- [CHALLENGE]: From the listing below, extract every line in which the word "kind" appears.

- [STORED RECORDS]:
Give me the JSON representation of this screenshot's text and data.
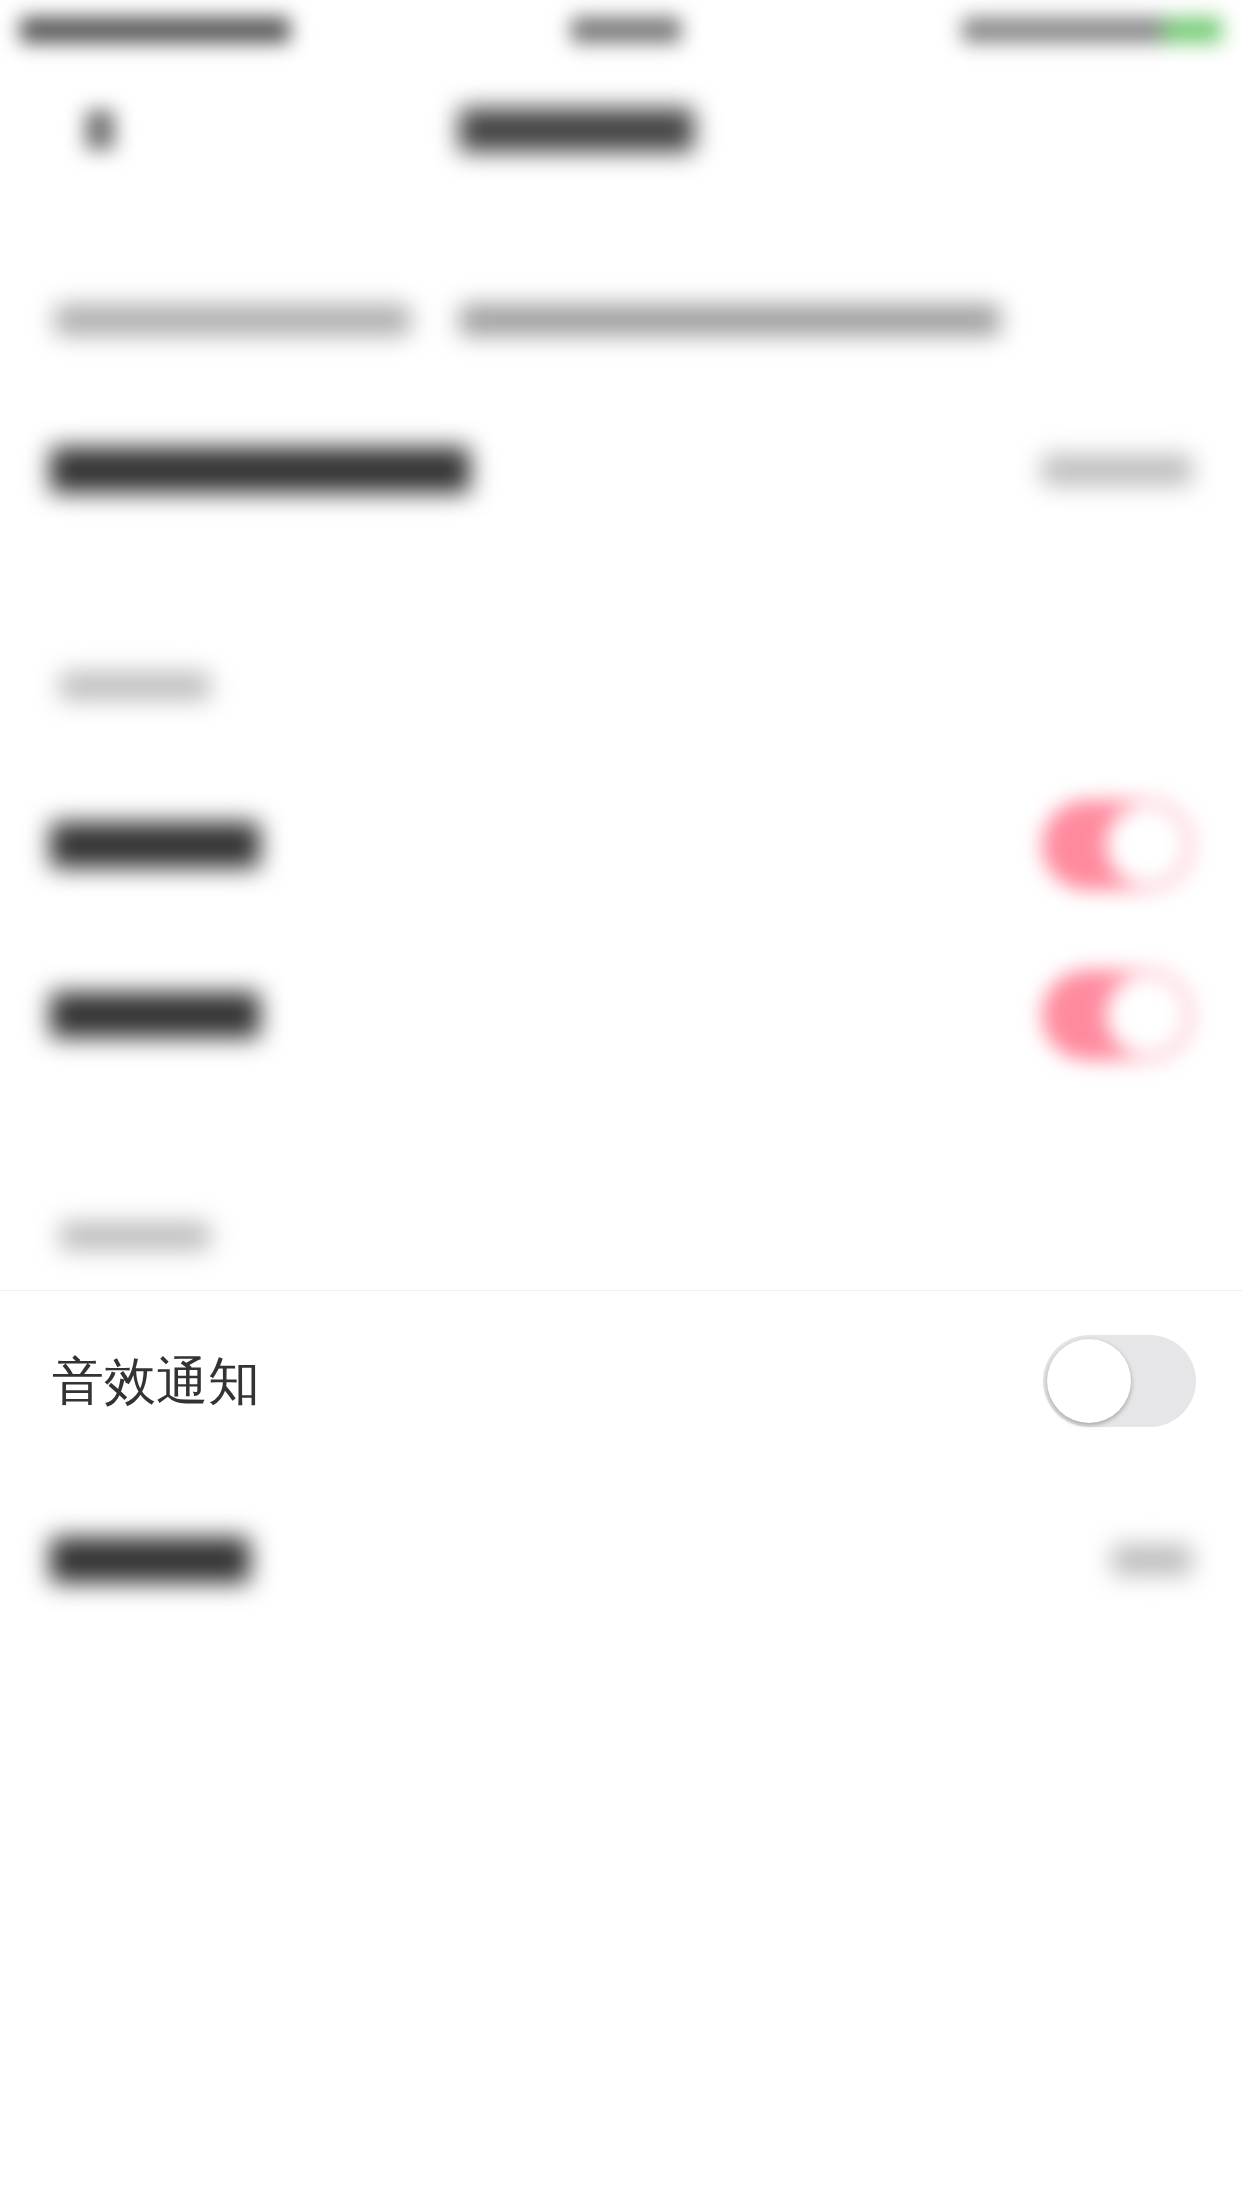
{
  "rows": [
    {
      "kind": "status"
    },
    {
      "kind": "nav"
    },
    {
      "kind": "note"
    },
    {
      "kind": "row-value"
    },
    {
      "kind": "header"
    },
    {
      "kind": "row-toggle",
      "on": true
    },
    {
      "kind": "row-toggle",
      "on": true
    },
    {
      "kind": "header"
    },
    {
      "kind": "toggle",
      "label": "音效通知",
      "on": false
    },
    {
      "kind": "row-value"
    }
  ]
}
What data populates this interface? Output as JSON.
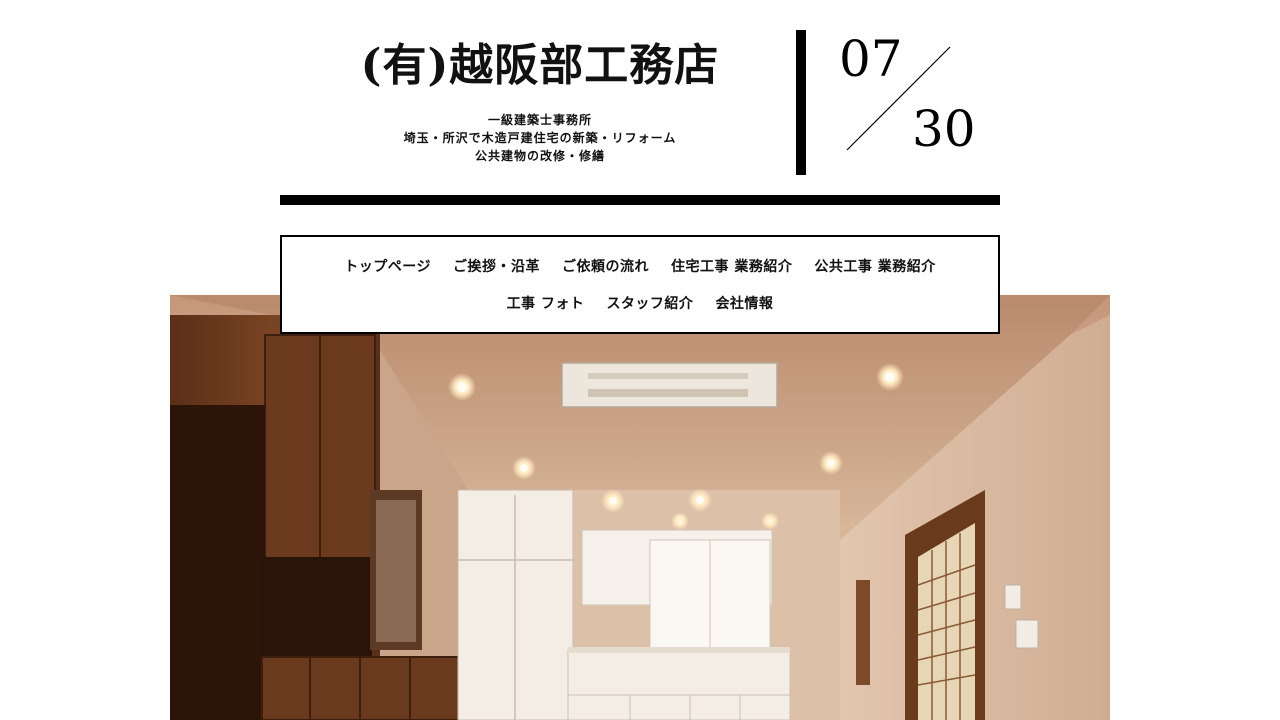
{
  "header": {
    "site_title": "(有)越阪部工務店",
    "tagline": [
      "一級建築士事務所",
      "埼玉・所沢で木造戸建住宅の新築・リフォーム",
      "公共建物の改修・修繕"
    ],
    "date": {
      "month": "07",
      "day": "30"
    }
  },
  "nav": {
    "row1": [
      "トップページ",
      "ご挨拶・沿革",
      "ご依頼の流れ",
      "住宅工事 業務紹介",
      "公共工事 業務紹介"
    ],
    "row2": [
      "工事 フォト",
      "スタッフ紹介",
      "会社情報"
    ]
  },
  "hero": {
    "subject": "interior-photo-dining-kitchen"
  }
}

- [ANSWER TO THE EXERCISE]:
      "kind": "status"
      "kind": "nav"
      "kind": "note"
      "kind": "row-value"
      "kind": "header"
      "kind": "row-toggle",
      "kind": "row-toggle",
      "kind": "header"
      "kind": "toggle",
      "kind": "row-value"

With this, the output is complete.